--- Supplied text ---
BEGIN

As you can see the 10 day continuous infusion, the blood levels hover very close to anesthesia level. Whenever the plasma propofol concentration is about that “awakening” dotted line means the patient should be asleep. For Michael Jackson’s case, he has been infused with propofol for over months for 8 hours a day! He would be in this exact situation. Dr. Murray made a statement he gave 25mg of the drug. He probably gave more…, BUT with this profile, 25mg can be enough to keep Michael asleep for a while. We know Dr. Murray had purchased gallons of propofol, there must be a way to force him to produce the remainder of the purchase, and then we can tell for sure Michael has been infused for a long long time. This will explain the high blood levels of propofol found in Michael Jackson post-mortem. It may not be enough to cause respiratory depression to a point where Michael Jackson stops breathing, but the number one cause of respiratory failure in anesthesia is obstruction. Without anybody in the room and zero monitors, nobody knows how his death really happened. Some people say he got up and pushed more propofol, and the defense ridiculous claim of ingesting propofol that was hidden in the juice box next to Michael Jackson. Whatever the trigger that caused his death shouldn’t even matter because the daily infusion of propofol, and no careful monitoring is what really killed him.
Here is my personal opinion about the case. Dr. Murray has definitely showed criminal negligence in not monitoring, and also not understanding the pharmacology behind propofol. If a dentist can be criminally charged for using inappropriate anesthesia, I don’t see why he should fall under the same charges. All propofol use should be used with a monitor can that watch blood O2 saturations, ECG, blood pressure, some form of breathing confirmation(CO2 monitoring, or pre-cordial stethescope), a personnel trained in airway management in the room at all times, and ACLS equipment to manage an airway/respiratory crisis. Four years may not be worth the tax money? I think the criminal charge to forcibly remove his license to practice medicine is more important than the punishment. We do not need a physician out there practicing dangerous medicine.

END

--- Source material ---
BEGIN

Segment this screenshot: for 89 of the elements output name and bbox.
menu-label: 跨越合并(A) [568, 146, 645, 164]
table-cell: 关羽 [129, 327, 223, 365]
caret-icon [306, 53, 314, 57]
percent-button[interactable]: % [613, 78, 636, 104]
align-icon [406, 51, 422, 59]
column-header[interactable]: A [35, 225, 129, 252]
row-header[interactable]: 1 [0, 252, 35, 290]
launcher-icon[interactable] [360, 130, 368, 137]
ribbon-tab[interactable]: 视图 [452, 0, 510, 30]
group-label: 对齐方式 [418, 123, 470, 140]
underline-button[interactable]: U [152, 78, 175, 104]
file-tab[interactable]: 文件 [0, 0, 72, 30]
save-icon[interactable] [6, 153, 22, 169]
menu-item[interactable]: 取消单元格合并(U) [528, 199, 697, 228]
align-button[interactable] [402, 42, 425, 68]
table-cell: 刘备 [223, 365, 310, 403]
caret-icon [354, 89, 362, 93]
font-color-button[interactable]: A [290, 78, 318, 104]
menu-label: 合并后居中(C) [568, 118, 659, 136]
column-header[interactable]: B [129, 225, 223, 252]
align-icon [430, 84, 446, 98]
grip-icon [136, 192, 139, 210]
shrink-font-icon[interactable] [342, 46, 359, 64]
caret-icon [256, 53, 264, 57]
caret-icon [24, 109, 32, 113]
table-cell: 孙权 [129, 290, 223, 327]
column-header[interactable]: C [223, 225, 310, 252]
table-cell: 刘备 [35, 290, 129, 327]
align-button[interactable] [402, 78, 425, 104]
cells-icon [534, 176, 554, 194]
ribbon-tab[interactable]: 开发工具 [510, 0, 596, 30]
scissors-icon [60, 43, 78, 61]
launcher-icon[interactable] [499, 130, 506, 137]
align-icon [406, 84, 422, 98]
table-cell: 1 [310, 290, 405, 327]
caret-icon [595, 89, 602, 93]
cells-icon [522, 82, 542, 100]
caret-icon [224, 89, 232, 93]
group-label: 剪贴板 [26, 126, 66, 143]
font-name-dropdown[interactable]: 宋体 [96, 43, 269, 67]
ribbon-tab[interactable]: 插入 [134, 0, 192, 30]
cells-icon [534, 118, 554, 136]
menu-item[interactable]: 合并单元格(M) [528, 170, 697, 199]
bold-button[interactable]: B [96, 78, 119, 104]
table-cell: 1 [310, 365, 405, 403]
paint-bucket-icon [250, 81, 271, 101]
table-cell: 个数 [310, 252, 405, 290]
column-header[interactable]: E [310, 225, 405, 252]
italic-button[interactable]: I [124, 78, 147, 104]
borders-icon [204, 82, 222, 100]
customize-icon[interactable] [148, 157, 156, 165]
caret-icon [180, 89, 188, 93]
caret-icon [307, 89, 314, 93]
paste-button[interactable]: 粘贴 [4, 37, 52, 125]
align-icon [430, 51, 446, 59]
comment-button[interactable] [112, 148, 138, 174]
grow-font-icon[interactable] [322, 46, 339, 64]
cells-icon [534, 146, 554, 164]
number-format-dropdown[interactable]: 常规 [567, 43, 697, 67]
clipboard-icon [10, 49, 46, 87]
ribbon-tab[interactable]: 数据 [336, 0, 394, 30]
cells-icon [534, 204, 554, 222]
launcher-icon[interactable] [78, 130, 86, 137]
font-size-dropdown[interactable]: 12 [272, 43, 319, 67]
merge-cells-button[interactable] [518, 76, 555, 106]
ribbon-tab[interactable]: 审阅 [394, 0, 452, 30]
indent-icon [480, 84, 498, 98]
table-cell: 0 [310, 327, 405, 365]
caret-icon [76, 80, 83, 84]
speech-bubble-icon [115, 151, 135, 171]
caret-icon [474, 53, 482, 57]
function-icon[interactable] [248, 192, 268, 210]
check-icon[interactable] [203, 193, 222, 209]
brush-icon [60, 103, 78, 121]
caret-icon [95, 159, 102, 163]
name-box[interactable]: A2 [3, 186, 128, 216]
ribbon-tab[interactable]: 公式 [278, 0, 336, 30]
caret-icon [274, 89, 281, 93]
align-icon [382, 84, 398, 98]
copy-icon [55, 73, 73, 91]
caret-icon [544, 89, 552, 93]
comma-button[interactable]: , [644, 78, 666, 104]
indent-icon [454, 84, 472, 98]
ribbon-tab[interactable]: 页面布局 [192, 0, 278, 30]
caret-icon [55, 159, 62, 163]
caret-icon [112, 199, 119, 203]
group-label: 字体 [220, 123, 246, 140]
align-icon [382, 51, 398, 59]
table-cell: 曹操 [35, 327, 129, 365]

END

--- What to work on ---
- A) In the propofol commentary, take everything from "Here is my personal" down to "practicing dangerous medicine." and switch "Dr. Murray" to "the physician".
- B) According to the propofol commentary, for how many hours a day had Michael Jackson been infused with propofol?

--- Exercise answers ---
- A)
Here is my personal opinion about the case. the physician has definitely showed criminal negligence in not monitoring, and also not understanding the pharmacology behind propofol. If a dentist can be criminally charged for using inappropriate anesthesia, I don’t see why he should fall under the same charges. All propofol use should be used with a monitor can that watch blood O2 saturations, ECG, blood pressure, some form of breathing confirmation(CO2 monitoring, or pre-cordial stethescope), a personnel trained in airway management in the room at all times, and ACLS equipment to manage an airway/respiratory crisis. Four years may not be worth the tax money? I think the criminal charge to forcibly remove his license to practice medicine is more important than the punishment. We do not need a physician out there practicing dangerous medicine.

- B) 8 hours a day.